(THE EXERCISE) Below is a block of records; reproduce all of them exactly and leave out any pictures.

(Collected data)
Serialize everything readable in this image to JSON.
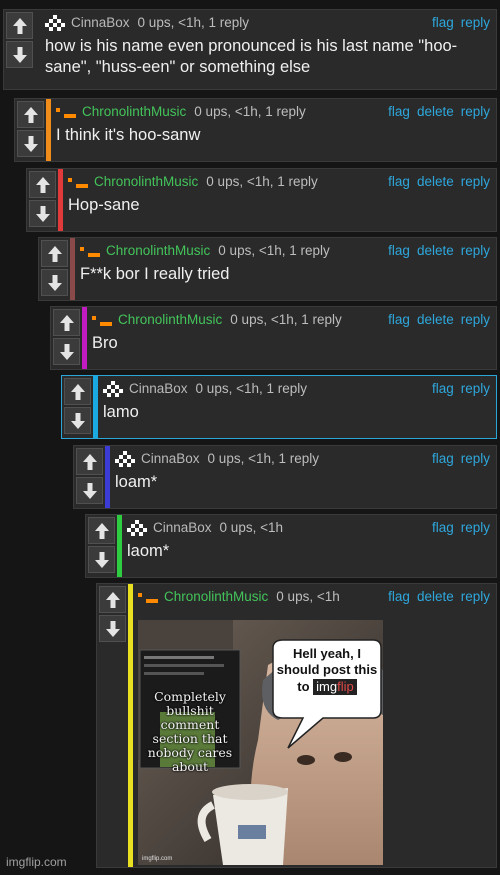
{
  "colors": {
    "accent": "#2ea7dc",
    "green_author": "#43c45a",
    "background": "#151515",
    "panel": "#2a2a2a"
  },
  "actions": {
    "flag": "flag",
    "delete": "delete",
    "reply": "reply"
  },
  "comments": [
    {
      "author": "CinnaBox",
      "stats": "0 ups, <1h, 1 reply",
      "text": "how is his name even pronounced is his last name \"hoo-sane\", \"huss-een\" or something else",
      "bar_color": "#2a2a2a"
    },
    {
      "author": "ChronolinthMusic",
      "stats": "0 ups, <1h, 1 reply",
      "text": "I think it's hoo-sanw",
      "bar_color": "#f08c1a"
    },
    {
      "author": "ChronolinthMusic",
      "stats": "0 ups, <1h, 1 reply",
      "text": "Hop-sane",
      "bar_color": "#e03a3a"
    },
    {
      "author": "ChronolinthMusic",
      "stats": "0 ups, <1h, 1 reply",
      "text": "F**k bor I really tried",
      "bar_color": "#8b4a4a"
    },
    {
      "author": "ChronolinthMusic",
      "stats": "0 ups, <1h, 1 reply",
      "text": "Bro",
      "bar_color": "#c21bc2"
    },
    {
      "author": "CinnaBox",
      "stats": "0 ups, <1h, 1 reply",
      "text": "lamo",
      "bar_color": "#1aa9e0"
    },
    {
      "author": "CinnaBox",
      "stats": "0 ups, <1h, 1 reply",
      "text": "loam*",
      "bar_color": "#3b3bd6"
    },
    {
      "author": "CinnaBox",
      "stats": "0 ups, <1h",
      "text": "laom*",
      "bar_color": "#2ecc40"
    },
    {
      "author": "ChronolinthMusic",
      "stats": "0 ups, <1h",
      "text": "",
      "bar_color": "#e8e020"
    }
  ],
  "meme": {
    "bubble_text": "Hell yeah, I should post this to",
    "logo_left": "img",
    "logo_right": "flip",
    "overlay_text": "Completely bullshit comment section that nobody cares about",
    "corner_mark": "imgflip.com"
  },
  "watermark": "imgflip.com"
}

(THE RESPONSE)
Serialize everything readable in this image to JSON.
{
  "colors": {
    "accent": "#2ea7dc",
    "green_author": "#43c45a",
    "background": "#151515",
    "panel": "#2a2a2a"
  },
  "actions": {
    "flag": "flag",
    "delete": "delete",
    "reply": "reply"
  },
  "comments": [
    {
      "author": "CinnaBox",
      "stats": "0 ups, <1h, 1 reply",
      "text": "how is his name even pronounced is his last name \"hoo-sane\", \"huss-een\" or something else",
      "bar_color": "#2a2a2a"
    },
    {
      "author": "ChronolinthMusic",
      "stats": "0 ups, <1h, 1 reply",
      "text": "I think it's hoo-sanw",
      "bar_color": "#f08c1a"
    },
    {
      "author": "ChronolinthMusic",
      "stats": "0 ups, <1h, 1 reply",
      "text": "Hop-sane",
      "bar_color": "#e03a3a"
    },
    {
      "author": "ChronolinthMusic",
      "stats": "0 ups, <1h, 1 reply",
      "text": "F**k bor I really tried",
      "bar_color": "#8b4a4a"
    },
    {
      "author": "ChronolinthMusic",
      "stats": "0 ups, <1h, 1 reply",
      "text": "Bro",
      "bar_color": "#c21bc2"
    },
    {
      "author": "CinnaBox",
      "stats": "0 ups, <1h, 1 reply",
      "text": "lamo",
      "bar_color": "#1aa9e0"
    },
    {
      "author": "CinnaBox",
      "stats": "0 ups, <1h, 1 reply",
      "text": "loam*",
      "bar_color": "#3b3bd6"
    },
    {
      "author": "CinnaBox",
      "stats": "0 ups, <1h",
      "text": "laom*",
      "bar_color": "#2ecc40"
    },
    {
      "author": "ChronolinthMusic",
      "stats": "0 ups, <1h",
      "text": "",
      "bar_color": "#e8e020"
    }
  ],
  "meme": {
    "bubble_text": "Hell yeah, I should post this to",
    "logo_left": "img",
    "logo_right": "flip",
    "overlay_text": "Completely bullshit comment section that nobody cares about",
    "corner_mark": "imgflip.com"
  },
  "watermark": "imgflip.com"
}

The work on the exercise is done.